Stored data
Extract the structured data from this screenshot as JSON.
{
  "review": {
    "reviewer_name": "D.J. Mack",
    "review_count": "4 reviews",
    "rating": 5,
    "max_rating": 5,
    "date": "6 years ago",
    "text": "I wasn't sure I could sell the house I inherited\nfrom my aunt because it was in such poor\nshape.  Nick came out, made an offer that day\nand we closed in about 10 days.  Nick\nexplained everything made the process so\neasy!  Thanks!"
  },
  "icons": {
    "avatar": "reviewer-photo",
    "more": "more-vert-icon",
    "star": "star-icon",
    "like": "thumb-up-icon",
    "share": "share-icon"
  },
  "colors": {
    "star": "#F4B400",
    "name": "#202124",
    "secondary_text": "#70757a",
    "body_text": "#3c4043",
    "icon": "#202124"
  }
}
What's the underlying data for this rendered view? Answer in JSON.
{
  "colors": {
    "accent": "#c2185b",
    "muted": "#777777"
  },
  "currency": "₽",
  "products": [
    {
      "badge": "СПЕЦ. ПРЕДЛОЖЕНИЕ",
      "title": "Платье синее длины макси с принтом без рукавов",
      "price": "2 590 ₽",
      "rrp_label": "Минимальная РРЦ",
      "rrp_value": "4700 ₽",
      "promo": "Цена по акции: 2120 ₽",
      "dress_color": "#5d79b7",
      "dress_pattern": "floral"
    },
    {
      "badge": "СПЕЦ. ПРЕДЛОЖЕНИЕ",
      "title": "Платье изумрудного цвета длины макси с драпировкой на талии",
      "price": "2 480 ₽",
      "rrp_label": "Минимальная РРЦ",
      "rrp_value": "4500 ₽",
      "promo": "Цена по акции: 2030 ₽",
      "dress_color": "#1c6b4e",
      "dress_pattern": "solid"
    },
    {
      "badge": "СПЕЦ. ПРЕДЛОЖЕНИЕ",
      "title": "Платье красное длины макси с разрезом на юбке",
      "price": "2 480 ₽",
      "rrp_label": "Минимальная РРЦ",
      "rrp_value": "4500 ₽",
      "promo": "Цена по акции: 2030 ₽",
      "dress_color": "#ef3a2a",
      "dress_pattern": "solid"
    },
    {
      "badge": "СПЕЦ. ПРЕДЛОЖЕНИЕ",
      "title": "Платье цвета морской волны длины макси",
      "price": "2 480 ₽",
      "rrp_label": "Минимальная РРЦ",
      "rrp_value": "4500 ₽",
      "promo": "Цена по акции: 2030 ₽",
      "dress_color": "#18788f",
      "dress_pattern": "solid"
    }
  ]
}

Your goal — Reproduce the lines of the entries above exactly, but only from the line containing "What's the underlying" through the final line.

Task response —
What's the underlying data for this rendered view? Answer in JSON.
{
  "colors": {
    "accent": "#c2185b",
    "muted": "#777777"
  },
  "currency": "₽",
  "products": [
    {
      "badge": "СПЕЦ. ПРЕДЛОЖЕНИЕ",
      "title": "Платье синее длины макси с принтом без рукавов",
      "price": "2 590 ₽",
      "rrp_label": "Минимальная РРЦ",
      "rrp_value": "4700 ₽",
      "promo": "Цена по акции: 2120 ₽",
      "dress_color": "#5d79b7",
      "dress_pattern": "floral"
    },
    {
      "badge": "СПЕЦ. ПРЕДЛОЖЕНИЕ",
      "title": "Платье изумрудного цвета длины макси с драпировкой на талии",
      "price": "2 480 ₽",
      "rrp_label": "Минимальная РРЦ",
      "rrp_value": "4500 ₽",
      "promo": "Цена по акции: 2030 ₽",
      "dress_color": "#1c6b4e",
      "dress_pattern": "solid"
    },
    {
      "badge": "СПЕЦ. ПРЕДЛОЖЕНИЕ",
      "title": "Платье красное длины макси с разрезом на юбке",
      "price": "2 480 ₽",
      "rrp_label": "Минимальная РРЦ",
      "rrp_value": "4500 ₽",
      "promo": "Цена по акции: 2030 ₽",
      "dress_color": "#ef3a2a",
      "dress_pattern": "solid"
    },
    {
      "badge": "СПЕЦ. ПРЕДЛОЖЕНИЕ",
      "title": "Платье цвета морской волны длины макси",
      "price": "2 480 ₽",
      "rrp_label": "Минимальная РРЦ",
      "rrp_value": "4500 ₽",
      "promo": "Цена по акции: 2030 ₽",
      "dress_color": "#18788f",
      "dress_pattern": "solid"
    }
  ]
}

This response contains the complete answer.